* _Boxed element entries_
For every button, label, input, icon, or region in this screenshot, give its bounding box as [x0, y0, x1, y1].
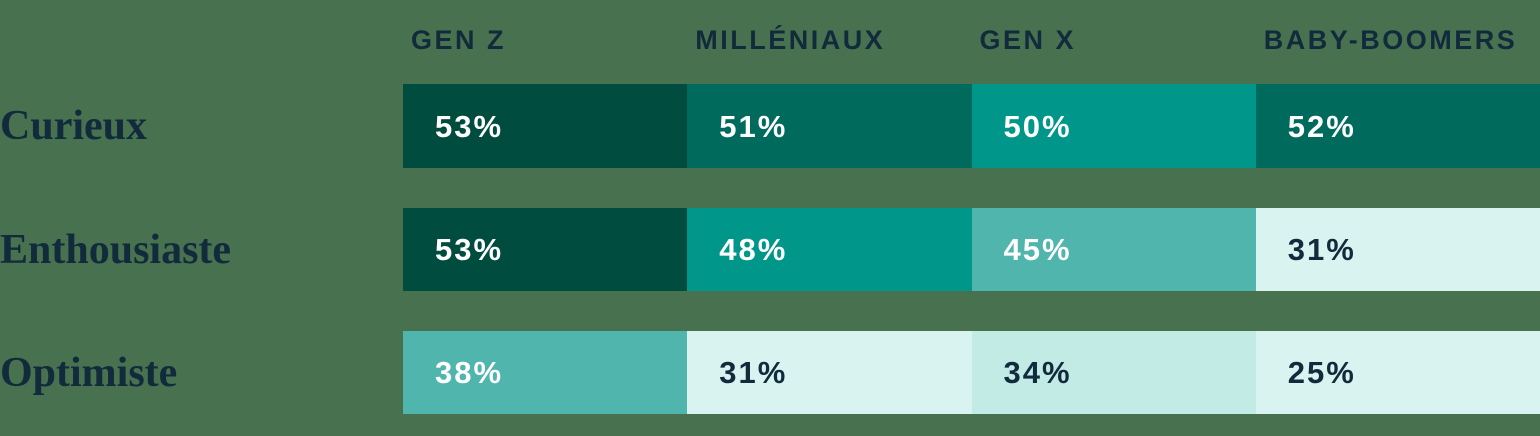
cell-optimiste-baby-boomers: 25%	[1255, 331, 1540, 414]
cell-curieux-milleniaux: 51%	[687, 84, 972, 168]
column-header-gen-x: GEN X	[979, 25, 1077, 55]
cell-curieux-gen-z: 53%	[403, 84, 688, 168]
cell-curieux-gen-x: 50%	[971, 84, 1256, 168]
column-header-milleniaux: MILLÉNIAUX	[695, 25, 886, 55]
row-label-curieux: Curieux	[0, 103, 147, 149]
row-label-optimiste: Optimiste	[0, 349, 178, 396]
cell-optimiste-gen-z: 38%	[403, 331, 688, 414]
cell-curieux-baby-boomers: 52%	[1255, 84, 1540, 168]
cell-optimiste-gen-x: 34%	[971, 331, 1256, 414]
column-header-baby-boomers: BABY-BOOMERS	[1263, 25, 1518, 55]
column-header-gen-z: GEN Z	[411, 25, 507, 55]
cell-optimiste-milleniaux: 31%	[687, 331, 972, 414]
cell-enthousiaste-baby-boomers: 31%	[1255, 208, 1540, 291]
top-left-spacer	[0, 0, 403, 84]
cell-enthousiaste-gen-z: 53%	[403, 208, 688, 291]
cell-enthousiaste-milleniaux: 48%	[687, 208, 972, 291]
row-label-enthousiaste: Enthousiaste	[0, 226, 232, 273]
cell-enthousiaste-gen-x: 45%	[971, 208, 1256, 291]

* _Work instructions_
Copy out every line of the entries above without changing a character, but omit the picture lines.

* _Answer to the task_
For every button, label, input, icon, or region in this screenshot, give its bounding box as [x0, y0, x1, y1].
cell-optimiste-baby-boomers: 25%	[1255, 331, 1540, 414]
cell-curieux-milleniaux: 51%	[687, 84, 972, 168]
column-header-gen-x: GEN X	[979, 25, 1077, 55]
cell-curieux-gen-z: 53%	[403, 84, 688, 168]
cell-curieux-gen-x: 50%	[971, 84, 1256, 168]
column-header-milleniaux: MILLÉNIAUX	[695, 25, 886, 55]
row-label-curieux: Curieux	[0, 103, 147, 149]
row-label-optimiste: Optimiste	[0, 349, 178, 396]
cell-optimiste-gen-z: 38%	[403, 331, 688, 414]
cell-curieux-baby-boomers: 52%	[1255, 84, 1540, 168]
cell-optimiste-gen-x: 34%	[971, 331, 1256, 414]
column-header-baby-boomers: BABY-BOOMERS	[1263, 25, 1518, 55]
column-header-gen-z: GEN Z	[411, 25, 507, 55]
cell-optimiste-milleniaux: 31%	[687, 331, 972, 414]
cell-enthousiaste-baby-boomers: 31%	[1255, 208, 1540, 291]
top-left-spacer	[0, 0, 403, 84]
cell-enthousiaste-gen-z: 53%	[403, 208, 688, 291]
cell-enthousiaste-milleniaux: 48%	[687, 208, 972, 291]
row-label-enthousiaste: Enthousiaste	[0, 226, 232, 273]
cell-enthousiaste-gen-x: 45%	[971, 208, 1256, 291]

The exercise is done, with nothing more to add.